* Task prompt:
Wherever a line holds the string "visible", copy that line.

* Data entries:
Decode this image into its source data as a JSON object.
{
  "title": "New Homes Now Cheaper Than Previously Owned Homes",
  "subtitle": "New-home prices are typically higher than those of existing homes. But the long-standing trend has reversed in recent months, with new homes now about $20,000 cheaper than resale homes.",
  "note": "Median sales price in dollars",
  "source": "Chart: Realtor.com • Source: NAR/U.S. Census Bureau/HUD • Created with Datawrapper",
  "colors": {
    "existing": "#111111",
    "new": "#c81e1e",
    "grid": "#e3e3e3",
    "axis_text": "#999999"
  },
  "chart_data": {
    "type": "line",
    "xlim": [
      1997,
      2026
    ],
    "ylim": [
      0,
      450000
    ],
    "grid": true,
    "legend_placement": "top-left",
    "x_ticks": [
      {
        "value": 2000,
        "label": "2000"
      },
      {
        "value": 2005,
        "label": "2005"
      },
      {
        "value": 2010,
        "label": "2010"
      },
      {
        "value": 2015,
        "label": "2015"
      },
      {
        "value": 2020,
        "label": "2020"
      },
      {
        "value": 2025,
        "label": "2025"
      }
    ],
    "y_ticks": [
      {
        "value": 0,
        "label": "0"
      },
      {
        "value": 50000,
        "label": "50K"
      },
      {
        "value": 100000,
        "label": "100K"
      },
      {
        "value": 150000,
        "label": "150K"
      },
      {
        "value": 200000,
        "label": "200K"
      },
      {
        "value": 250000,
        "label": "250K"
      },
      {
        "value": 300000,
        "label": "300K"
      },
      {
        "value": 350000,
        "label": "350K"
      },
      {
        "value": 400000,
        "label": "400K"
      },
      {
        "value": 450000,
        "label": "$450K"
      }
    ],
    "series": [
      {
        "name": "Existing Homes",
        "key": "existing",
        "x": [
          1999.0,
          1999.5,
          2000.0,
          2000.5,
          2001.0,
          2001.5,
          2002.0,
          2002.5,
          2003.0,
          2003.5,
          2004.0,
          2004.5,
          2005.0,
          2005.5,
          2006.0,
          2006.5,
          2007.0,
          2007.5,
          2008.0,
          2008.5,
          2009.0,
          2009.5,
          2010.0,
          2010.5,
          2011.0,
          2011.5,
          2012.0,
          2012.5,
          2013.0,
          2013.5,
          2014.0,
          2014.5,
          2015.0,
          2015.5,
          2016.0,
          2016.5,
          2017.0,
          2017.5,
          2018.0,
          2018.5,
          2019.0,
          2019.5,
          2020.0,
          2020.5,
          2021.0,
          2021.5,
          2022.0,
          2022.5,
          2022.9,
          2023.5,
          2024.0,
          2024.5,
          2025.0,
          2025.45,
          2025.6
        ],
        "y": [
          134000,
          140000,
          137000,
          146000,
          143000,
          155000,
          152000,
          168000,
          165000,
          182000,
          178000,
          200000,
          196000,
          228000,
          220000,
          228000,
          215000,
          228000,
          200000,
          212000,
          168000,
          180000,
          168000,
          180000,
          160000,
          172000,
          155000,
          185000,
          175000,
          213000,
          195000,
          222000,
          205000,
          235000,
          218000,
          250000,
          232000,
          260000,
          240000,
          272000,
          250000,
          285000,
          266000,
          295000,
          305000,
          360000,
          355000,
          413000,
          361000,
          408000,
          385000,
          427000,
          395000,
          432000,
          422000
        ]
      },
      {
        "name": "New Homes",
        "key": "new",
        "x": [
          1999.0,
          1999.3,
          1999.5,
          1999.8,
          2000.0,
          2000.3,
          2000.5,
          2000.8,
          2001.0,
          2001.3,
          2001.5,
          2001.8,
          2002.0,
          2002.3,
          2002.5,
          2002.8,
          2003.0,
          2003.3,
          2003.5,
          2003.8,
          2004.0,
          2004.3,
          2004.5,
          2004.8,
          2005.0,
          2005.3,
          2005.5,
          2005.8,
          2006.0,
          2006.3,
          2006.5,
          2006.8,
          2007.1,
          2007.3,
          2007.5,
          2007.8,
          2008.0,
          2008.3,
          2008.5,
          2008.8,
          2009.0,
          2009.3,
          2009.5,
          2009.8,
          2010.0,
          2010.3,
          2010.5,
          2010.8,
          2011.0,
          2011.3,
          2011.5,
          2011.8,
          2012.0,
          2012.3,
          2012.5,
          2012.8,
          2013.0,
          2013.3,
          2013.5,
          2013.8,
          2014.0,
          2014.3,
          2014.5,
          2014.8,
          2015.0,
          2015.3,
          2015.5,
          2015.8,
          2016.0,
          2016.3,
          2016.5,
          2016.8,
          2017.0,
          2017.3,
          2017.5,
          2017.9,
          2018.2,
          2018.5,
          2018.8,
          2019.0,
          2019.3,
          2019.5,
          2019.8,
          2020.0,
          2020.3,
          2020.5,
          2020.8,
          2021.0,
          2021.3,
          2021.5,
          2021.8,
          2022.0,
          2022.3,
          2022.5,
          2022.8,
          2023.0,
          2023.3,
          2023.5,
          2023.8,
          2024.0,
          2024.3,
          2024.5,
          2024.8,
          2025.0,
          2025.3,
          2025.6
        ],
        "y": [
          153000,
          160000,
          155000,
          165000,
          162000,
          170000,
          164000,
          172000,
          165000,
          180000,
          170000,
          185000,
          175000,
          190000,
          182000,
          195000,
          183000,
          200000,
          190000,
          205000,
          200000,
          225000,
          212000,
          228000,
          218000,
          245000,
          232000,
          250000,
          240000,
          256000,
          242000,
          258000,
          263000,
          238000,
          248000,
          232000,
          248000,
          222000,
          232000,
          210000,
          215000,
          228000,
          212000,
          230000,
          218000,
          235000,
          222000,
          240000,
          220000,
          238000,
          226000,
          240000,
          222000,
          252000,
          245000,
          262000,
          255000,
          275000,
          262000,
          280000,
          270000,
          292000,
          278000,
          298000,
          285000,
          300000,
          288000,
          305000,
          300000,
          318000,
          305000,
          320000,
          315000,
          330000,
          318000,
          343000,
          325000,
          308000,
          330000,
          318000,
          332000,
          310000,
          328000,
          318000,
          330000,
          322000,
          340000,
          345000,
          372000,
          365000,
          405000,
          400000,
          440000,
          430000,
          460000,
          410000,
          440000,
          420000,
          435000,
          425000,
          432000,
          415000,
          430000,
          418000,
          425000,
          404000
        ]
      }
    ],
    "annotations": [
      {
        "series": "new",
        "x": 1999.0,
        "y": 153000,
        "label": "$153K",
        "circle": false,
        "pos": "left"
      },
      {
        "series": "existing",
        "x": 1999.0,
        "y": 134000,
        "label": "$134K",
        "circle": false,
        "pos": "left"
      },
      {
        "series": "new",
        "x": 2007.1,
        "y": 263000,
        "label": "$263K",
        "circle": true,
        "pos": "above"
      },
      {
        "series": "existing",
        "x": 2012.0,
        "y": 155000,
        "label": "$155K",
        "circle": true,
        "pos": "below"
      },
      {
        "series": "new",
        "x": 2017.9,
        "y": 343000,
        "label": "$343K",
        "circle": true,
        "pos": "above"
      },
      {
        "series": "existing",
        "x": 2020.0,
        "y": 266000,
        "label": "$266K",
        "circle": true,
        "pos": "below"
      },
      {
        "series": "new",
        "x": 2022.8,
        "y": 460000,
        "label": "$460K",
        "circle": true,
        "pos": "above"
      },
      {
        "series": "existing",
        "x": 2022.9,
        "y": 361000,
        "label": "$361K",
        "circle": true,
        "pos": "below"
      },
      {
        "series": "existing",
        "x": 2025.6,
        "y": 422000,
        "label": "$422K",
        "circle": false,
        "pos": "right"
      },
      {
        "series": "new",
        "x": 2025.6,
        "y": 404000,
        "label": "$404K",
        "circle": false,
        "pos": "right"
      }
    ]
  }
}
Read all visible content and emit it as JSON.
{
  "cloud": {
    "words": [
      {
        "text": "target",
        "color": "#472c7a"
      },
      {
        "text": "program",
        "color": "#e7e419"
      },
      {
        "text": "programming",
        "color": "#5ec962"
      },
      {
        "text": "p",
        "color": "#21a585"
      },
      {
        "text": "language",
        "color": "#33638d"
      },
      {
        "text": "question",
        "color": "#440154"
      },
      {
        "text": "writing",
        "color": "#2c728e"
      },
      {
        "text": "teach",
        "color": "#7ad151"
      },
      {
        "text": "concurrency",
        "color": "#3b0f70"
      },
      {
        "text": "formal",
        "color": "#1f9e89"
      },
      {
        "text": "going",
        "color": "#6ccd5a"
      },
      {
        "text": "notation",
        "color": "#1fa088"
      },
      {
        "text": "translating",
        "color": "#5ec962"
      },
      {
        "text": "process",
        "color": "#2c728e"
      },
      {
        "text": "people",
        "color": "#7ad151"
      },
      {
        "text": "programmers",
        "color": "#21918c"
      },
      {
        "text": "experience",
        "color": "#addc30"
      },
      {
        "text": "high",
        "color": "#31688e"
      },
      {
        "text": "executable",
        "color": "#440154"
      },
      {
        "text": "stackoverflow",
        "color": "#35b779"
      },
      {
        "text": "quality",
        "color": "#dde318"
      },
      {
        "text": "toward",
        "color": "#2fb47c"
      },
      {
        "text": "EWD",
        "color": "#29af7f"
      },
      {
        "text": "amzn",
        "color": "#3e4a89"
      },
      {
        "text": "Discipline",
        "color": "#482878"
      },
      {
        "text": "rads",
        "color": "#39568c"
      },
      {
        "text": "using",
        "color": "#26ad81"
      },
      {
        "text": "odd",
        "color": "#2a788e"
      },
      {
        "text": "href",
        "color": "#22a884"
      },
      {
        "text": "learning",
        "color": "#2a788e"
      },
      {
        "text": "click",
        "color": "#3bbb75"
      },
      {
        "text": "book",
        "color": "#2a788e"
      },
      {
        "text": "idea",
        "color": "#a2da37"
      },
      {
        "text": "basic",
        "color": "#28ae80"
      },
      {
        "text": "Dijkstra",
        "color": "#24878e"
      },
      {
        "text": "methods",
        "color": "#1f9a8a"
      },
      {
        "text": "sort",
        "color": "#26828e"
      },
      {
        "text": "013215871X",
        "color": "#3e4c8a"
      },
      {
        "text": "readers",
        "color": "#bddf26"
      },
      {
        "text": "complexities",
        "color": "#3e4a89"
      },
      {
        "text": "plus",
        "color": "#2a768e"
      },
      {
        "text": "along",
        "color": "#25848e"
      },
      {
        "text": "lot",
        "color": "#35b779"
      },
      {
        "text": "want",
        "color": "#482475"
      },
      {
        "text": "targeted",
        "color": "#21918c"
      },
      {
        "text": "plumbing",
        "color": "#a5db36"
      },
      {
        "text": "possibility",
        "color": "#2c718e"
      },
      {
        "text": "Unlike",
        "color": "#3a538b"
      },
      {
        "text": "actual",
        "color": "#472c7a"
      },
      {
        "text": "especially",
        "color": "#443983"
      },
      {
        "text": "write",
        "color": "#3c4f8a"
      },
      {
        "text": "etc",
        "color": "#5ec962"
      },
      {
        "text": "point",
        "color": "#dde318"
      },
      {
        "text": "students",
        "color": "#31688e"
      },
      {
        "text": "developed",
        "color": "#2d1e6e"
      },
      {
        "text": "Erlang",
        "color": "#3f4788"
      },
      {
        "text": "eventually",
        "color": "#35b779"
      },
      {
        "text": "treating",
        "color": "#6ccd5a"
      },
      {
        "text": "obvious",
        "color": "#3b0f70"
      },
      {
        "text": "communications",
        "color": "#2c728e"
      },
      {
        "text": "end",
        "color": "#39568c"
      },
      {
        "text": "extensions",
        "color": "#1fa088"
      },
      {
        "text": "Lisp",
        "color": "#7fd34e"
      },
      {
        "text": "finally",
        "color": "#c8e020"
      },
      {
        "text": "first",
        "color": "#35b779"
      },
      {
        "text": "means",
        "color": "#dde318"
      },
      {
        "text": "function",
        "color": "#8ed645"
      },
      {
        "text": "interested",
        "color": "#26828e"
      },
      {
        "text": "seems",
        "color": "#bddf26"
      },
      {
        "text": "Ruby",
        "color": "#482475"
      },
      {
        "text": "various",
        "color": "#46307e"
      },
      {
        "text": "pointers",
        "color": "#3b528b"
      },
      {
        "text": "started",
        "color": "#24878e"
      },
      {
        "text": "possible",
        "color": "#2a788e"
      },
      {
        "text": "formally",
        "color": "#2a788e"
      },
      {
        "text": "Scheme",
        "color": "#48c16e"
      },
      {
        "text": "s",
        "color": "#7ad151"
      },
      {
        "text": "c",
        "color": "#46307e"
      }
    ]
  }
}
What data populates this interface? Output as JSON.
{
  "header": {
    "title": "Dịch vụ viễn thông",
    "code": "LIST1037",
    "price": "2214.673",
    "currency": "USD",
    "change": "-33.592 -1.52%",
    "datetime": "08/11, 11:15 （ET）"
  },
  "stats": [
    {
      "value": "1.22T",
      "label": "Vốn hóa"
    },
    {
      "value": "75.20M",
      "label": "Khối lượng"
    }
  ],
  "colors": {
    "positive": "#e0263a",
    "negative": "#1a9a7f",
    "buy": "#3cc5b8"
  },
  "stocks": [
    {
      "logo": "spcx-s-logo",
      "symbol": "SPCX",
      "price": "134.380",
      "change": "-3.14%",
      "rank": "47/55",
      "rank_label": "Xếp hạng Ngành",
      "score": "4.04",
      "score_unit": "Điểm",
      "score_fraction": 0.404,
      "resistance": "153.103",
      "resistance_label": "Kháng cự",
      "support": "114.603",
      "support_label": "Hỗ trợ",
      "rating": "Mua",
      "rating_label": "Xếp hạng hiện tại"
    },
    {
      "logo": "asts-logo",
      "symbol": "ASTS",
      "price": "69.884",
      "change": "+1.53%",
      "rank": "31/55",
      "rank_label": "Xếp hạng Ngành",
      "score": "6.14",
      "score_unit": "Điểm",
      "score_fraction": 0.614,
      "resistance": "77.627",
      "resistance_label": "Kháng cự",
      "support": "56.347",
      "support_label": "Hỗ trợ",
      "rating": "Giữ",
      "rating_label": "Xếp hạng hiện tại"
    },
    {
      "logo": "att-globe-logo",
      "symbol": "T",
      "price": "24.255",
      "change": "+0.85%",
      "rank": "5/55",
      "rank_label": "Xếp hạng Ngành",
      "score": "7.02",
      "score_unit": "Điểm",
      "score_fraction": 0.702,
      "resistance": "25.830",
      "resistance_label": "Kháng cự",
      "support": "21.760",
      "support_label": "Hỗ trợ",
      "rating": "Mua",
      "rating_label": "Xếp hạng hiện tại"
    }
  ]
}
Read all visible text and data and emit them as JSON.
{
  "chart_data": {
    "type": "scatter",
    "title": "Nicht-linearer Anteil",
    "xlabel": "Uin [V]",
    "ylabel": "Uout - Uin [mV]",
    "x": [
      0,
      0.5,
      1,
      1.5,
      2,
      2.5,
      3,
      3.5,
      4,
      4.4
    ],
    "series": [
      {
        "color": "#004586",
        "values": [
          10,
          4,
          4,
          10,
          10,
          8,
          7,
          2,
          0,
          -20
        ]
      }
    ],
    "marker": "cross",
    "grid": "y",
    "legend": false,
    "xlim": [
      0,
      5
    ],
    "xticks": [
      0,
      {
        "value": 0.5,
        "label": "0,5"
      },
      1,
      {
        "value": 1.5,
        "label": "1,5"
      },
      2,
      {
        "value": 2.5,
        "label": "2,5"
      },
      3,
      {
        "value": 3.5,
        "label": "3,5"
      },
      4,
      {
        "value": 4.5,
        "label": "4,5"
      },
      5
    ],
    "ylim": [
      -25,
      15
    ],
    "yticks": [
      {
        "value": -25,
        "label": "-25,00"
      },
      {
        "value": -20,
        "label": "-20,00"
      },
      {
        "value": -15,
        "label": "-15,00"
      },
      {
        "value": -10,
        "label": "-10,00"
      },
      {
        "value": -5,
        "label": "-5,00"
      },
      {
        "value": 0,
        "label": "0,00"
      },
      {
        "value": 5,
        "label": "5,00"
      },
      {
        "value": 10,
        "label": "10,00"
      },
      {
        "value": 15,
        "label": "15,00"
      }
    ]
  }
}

* Answer for this exercise:
Read all visible content and emit it as JSON.
Read all visible text and data and emit them as JSON.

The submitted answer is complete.